:: Objective ::
Output exactly the lines between the line that contains "Convert this document image to plain text." and the last line of the material, counting both.

A block of data:
====

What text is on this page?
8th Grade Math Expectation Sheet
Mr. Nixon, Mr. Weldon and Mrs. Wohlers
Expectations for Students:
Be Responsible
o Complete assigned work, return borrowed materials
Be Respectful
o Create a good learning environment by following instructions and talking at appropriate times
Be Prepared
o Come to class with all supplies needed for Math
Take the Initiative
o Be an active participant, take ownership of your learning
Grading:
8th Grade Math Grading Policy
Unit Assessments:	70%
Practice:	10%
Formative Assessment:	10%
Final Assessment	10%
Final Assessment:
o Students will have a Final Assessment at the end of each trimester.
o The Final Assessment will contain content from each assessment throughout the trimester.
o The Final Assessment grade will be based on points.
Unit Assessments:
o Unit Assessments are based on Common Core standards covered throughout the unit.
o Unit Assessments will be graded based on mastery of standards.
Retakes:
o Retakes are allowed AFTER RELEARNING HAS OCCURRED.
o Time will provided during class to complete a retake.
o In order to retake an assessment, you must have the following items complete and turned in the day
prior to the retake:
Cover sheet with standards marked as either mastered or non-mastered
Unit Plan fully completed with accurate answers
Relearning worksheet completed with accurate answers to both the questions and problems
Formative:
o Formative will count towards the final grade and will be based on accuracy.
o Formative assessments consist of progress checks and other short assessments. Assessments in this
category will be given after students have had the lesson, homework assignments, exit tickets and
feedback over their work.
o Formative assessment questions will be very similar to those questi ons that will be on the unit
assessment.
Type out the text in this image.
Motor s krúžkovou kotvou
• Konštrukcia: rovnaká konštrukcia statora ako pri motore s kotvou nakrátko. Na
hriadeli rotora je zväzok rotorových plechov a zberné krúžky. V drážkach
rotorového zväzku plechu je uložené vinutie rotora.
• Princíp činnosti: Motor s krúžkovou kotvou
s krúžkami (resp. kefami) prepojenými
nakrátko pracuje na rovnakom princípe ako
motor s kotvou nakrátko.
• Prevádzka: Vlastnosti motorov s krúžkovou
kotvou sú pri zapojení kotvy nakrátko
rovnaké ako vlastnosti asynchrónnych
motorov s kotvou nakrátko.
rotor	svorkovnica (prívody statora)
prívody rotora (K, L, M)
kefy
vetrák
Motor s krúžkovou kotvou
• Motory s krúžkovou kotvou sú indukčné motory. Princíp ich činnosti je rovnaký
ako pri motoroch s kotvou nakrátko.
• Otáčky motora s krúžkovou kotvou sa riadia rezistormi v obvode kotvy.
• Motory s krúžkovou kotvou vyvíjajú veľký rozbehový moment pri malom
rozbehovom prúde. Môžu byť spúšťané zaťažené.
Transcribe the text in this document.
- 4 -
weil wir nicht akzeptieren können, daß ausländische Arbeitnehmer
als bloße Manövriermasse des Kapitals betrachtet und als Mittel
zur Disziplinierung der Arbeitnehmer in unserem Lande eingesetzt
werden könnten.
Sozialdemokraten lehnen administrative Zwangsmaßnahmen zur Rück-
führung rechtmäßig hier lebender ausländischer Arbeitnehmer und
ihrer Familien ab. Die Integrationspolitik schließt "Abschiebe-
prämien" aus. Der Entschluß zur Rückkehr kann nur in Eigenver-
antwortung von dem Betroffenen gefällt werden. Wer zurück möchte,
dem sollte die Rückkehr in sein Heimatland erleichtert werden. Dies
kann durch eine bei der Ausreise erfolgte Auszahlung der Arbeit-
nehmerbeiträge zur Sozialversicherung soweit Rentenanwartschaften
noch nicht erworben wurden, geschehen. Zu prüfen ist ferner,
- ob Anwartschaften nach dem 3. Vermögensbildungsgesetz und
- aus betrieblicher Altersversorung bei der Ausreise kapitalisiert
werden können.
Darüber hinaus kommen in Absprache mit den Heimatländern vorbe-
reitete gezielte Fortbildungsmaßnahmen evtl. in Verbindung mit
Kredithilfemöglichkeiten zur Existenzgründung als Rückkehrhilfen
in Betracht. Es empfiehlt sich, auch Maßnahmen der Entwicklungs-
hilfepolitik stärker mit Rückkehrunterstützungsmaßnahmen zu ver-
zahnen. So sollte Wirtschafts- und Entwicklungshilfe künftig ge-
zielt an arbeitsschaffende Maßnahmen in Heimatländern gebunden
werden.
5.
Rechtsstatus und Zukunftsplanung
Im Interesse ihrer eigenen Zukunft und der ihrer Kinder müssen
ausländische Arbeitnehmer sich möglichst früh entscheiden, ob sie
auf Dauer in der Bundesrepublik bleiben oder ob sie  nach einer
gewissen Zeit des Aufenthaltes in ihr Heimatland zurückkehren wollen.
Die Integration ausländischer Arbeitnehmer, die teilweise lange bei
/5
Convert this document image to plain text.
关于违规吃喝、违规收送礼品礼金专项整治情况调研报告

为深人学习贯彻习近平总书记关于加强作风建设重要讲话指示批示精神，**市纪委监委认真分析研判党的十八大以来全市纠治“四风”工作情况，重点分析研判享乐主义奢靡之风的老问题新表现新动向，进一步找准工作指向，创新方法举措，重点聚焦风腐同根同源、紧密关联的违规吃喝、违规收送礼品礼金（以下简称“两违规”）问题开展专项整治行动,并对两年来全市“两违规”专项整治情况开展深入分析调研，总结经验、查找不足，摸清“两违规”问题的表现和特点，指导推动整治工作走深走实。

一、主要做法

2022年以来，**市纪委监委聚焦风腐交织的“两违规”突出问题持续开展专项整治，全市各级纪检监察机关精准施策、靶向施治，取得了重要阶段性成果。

====

:: Answer ::
Convert this document image to plain text.
关于违规吃喝、违规收送礼品礼金专项整治情况调研报告

为深人学习贯彻习近平总书记关于加强作风建设重要讲话指示批示精神，**市纪委监委认真分析研判党的十八大以来全市纠治“四风”工作情况，重点分析研判享乐主义奢靡之风的老问题新表现新动向，进一步找准工作指向，创新方法举措，重点聚焦风腐同根同源、紧密关联的违规吃喝、违规收送礼品礼金（以下简称“两违规”）问题开展专项整治行动,并对两年来全市“两违规”专项整治情况开展深入分析调研，总结经验、查找不足，摸清“两违规”问题的表现和特点，指导推动整治工作走深走实。

一、主要做法

2022年以来，**市纪委监委聚焦风腐交织的“两违规”突出问题持续开展专项整治，全市各级纪检监察机关精准施策、靶向施治，取得了重要阶段性成果。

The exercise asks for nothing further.